Page:
────────────────
Am I entitled to a refund of postage costs of faulty goods returned within the 30 day period?
Submitted: 1 year ago.
Category: Law
Expert:  Ben Jones replied 1 year ago.
Hello, what did their terms and conditions state?
Customer: replied 1 year ago.
They say I am governed by the distance selling regs
Customer: replied 1 year ago.
I can find nothing in their terms and conditions re postage on faulty goods
Expert:  Ben Jones replied 1 year ago.
When did you make the purchase?
Customer: replied 1 year ago.
05/11/15
Expert:  Ben Jones replied 1 year ago.
Thank you for your response. I will review the relevant information and laws and will get back to you as soon as I can. Please do not respond to this message as it will just push your question to the back of the queue and you may experience unnecessary delays. Thank you
Expert:  Ben Jones replied 1 year ago.
The purchase will be governed by the Consumer Contracts Regulations, which replaced the Distance Selling Regulations, as well as the Consumer Rights Act 2015.
────────────────
(Annotated region listings)
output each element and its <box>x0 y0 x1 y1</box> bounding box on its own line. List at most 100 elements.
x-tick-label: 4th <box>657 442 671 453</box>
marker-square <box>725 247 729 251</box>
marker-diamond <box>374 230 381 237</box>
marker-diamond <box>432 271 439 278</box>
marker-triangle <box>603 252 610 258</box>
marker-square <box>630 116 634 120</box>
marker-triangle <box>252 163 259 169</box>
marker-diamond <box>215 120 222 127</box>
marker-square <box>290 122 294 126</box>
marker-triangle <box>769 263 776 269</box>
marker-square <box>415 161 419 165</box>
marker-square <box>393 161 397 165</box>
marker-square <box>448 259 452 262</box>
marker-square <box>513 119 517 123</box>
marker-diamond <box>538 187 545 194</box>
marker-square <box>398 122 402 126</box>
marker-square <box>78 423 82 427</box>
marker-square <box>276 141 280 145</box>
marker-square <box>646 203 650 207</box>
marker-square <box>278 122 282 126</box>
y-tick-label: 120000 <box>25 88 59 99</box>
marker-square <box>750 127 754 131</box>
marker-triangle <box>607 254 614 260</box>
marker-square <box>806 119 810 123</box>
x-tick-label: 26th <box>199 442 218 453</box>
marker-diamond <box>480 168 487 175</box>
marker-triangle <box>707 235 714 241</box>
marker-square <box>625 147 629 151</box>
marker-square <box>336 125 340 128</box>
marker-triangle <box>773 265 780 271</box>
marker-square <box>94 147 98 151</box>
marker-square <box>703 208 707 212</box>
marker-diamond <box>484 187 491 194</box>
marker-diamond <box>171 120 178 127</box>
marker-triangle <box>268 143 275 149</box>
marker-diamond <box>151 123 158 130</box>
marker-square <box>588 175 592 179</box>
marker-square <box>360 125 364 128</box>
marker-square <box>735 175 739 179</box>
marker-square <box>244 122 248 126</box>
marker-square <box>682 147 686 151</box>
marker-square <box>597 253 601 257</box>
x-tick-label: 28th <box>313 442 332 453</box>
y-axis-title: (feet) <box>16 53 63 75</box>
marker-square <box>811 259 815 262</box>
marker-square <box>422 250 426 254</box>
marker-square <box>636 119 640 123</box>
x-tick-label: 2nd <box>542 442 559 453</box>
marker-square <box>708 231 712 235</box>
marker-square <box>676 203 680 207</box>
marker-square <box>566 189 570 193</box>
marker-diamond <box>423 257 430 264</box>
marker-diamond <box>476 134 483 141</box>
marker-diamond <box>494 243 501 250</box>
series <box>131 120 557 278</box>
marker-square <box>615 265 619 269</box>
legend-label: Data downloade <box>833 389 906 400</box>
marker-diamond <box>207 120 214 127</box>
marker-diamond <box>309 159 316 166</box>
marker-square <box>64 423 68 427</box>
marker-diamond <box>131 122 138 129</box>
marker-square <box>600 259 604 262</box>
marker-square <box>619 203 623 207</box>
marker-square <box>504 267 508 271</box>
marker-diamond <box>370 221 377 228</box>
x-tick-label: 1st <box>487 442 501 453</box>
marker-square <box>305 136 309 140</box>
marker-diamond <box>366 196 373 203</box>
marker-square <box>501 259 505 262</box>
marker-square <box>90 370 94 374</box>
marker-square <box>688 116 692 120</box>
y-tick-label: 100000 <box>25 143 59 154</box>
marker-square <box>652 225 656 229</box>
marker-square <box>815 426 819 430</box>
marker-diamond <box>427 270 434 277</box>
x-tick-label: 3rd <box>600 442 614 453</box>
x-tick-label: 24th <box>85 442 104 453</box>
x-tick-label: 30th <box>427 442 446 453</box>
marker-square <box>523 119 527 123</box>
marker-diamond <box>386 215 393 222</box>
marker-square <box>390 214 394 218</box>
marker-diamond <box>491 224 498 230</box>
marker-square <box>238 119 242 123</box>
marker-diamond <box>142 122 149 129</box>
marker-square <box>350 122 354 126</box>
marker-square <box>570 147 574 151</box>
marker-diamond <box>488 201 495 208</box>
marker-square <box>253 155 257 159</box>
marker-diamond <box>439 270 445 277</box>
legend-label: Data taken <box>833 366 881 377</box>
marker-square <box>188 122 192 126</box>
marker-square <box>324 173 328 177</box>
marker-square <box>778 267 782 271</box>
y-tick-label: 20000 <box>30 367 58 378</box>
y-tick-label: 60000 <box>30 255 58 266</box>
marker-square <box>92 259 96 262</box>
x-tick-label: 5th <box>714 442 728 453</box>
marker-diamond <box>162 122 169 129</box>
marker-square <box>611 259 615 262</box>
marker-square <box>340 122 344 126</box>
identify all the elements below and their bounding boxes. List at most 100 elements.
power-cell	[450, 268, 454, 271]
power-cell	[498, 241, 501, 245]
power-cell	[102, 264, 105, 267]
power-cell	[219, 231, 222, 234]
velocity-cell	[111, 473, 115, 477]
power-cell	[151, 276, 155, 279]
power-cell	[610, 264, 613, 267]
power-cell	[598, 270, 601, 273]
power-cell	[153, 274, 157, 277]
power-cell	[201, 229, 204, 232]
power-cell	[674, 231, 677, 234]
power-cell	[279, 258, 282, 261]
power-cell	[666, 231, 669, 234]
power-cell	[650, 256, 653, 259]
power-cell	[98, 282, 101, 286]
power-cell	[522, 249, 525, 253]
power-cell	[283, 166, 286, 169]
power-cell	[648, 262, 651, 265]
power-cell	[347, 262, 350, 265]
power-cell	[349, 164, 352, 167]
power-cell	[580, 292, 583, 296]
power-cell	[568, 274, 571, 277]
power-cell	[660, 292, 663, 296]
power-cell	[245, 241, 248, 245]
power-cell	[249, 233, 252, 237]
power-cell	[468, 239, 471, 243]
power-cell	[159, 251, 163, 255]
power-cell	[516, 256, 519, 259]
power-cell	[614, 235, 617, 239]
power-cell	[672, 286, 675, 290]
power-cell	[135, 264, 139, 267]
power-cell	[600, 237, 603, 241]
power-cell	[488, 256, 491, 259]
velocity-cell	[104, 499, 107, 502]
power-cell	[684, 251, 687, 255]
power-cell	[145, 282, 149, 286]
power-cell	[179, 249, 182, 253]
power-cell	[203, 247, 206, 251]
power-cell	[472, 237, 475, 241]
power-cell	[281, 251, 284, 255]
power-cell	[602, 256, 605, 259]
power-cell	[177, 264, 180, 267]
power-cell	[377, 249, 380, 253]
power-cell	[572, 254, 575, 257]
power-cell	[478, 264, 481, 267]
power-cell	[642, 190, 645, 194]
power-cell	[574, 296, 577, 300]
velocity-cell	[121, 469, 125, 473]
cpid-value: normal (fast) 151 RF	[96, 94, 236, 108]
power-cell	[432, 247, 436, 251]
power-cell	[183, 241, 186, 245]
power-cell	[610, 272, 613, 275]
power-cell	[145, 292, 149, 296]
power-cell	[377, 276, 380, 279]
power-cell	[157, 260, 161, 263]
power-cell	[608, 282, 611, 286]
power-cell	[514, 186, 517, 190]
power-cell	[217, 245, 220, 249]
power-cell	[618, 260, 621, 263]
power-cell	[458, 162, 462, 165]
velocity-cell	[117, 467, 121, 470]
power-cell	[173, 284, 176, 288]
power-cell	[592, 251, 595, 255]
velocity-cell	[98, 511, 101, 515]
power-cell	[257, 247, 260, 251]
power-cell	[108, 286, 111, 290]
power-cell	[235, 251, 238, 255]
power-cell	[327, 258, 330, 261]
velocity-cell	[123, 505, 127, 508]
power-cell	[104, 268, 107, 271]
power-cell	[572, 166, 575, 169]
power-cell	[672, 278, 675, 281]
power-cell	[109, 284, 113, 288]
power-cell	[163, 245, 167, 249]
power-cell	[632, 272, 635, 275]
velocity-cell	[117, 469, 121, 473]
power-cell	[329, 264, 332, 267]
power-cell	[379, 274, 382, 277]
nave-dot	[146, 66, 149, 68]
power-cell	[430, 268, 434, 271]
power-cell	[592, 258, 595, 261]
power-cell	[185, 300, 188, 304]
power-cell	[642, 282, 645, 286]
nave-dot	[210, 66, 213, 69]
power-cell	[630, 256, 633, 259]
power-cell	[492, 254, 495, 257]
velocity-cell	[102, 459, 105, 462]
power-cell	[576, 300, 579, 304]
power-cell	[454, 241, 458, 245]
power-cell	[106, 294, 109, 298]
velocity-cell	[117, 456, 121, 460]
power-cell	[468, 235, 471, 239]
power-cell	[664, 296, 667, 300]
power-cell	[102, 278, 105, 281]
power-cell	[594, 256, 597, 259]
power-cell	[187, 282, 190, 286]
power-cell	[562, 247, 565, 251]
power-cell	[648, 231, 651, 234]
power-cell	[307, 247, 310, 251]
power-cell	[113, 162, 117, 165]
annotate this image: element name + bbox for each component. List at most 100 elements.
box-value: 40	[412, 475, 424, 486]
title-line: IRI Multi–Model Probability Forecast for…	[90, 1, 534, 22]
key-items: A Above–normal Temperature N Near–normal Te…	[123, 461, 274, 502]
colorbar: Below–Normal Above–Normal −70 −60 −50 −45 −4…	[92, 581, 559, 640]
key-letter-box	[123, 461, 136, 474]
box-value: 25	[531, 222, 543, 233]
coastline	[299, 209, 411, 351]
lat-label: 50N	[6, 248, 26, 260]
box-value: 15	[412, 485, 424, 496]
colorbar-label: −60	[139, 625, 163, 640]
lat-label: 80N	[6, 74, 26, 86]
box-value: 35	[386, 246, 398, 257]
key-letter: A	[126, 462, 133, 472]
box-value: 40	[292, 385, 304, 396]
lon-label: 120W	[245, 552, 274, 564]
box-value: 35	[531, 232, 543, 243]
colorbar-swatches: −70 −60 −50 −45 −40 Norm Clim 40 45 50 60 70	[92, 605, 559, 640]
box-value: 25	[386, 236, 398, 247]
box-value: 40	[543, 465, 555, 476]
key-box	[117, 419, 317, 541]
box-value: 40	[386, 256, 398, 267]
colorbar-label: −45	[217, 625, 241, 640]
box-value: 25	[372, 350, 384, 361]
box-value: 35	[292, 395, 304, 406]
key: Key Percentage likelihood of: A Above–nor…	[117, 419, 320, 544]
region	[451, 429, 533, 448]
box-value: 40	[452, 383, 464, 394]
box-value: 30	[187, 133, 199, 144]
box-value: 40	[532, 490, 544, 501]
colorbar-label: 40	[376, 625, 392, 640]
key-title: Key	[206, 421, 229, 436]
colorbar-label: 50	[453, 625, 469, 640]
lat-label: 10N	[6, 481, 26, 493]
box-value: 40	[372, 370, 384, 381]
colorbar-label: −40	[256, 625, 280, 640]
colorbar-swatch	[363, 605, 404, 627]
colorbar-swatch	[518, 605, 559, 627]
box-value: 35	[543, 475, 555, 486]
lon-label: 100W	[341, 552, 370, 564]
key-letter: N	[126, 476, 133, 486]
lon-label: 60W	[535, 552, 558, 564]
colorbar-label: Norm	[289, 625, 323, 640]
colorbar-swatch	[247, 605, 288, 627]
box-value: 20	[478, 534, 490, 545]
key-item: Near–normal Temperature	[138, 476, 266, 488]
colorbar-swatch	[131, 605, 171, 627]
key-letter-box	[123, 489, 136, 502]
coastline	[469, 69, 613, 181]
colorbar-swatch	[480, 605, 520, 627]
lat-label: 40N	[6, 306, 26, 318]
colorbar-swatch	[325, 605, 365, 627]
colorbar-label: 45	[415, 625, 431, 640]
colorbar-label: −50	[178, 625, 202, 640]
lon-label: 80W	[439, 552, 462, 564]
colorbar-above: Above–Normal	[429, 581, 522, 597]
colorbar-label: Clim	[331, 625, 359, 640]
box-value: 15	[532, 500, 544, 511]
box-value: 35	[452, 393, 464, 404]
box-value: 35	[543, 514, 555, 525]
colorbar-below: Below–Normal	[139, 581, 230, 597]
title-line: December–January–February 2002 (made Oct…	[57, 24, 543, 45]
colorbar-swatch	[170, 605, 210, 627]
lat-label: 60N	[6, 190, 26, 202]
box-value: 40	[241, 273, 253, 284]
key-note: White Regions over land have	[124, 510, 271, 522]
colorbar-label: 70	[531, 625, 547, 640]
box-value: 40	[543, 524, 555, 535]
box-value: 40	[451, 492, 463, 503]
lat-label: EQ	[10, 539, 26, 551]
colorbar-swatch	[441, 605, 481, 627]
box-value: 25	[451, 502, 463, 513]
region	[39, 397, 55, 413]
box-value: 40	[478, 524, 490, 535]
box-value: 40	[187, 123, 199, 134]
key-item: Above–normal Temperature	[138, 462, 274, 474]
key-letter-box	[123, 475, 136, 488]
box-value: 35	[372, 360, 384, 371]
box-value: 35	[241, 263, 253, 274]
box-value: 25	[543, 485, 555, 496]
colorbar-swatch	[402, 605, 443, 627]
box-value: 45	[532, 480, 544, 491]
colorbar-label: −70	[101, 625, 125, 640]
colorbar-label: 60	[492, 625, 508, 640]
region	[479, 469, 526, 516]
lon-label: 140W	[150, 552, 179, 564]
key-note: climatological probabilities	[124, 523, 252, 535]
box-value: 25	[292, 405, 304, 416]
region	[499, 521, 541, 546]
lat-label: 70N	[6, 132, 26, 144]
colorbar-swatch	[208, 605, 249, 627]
────────────────
Task A: Update the records from their first line through the line containing "marker-square <box>750 127 754 131</box>" by replacing "marker-diamond" with "marker-rhombus", and give those lines again with everything else unchanged.
Task B: Take the exchange about refunding postage on faulty returned goods further, picking up after its final sentence.

Exercise answer A:
output each element and its <box>x0 y0 x1 y1</box> bounding box on its own line. List at most 100 elements.
x-tick-label: 4th <box>657 442 671 453</box>
marker-square <box>725 247 729 251</box>
marker-rhombus <box>374 230 381 237</box>
marker-rhombus <box>432 271 439 278</box>
marker-triangle <box>603 252 610 258</box>
marker-square <box>630 116 634 120</box>
marker-triangle <box>252 163 259 169</box>
marker-rhombus <box>215 120 222 127</box>
marker-square <box>290 122 294 126</box>
marker-triangle <box>769 263 776 269</box>
marker-square <box>415 161 419 165</box>
marker-square <box>393 161 397 165</box>
marker-square <box>448 259 452 262</box>
marker-square <box>513 119 517 123</box>
marker-rhombus <box>538 187 545 194</box>
marker-square <box>398 122 402 126</box>
marker-square <box>78 423 82 427</box>
marker-square <box>276 141 280 145</box>
marker-square <box>646 203 650 207</box>
marker-square <box>278 122 282 126</box>
y-tick-label: 120000 <box>25 88 59 99</box>
marker-square <box>750 127 754 131</box>

Exercise answer B:
You have the right to return goods within the first 30 days unconditionally but if they are faulty then that can be extended for up to 6 months. The costs of returning the goods is the retailer’s responsibility, unless the terms and conditions stated otherwise. However, if the goods were faulty then it is the seller’s responsibility to meet the return postage costs. So if the retailer is refusing to meet the postage costs for the return you could pursue them further. If you have returned the item and paid for the return costs then you can get these costs back. If you have not yet returned the item but they are refusing to accept it unless you pay the return postage, then you can pursue them for the costs of the item, i.e. a refund of the total price paid.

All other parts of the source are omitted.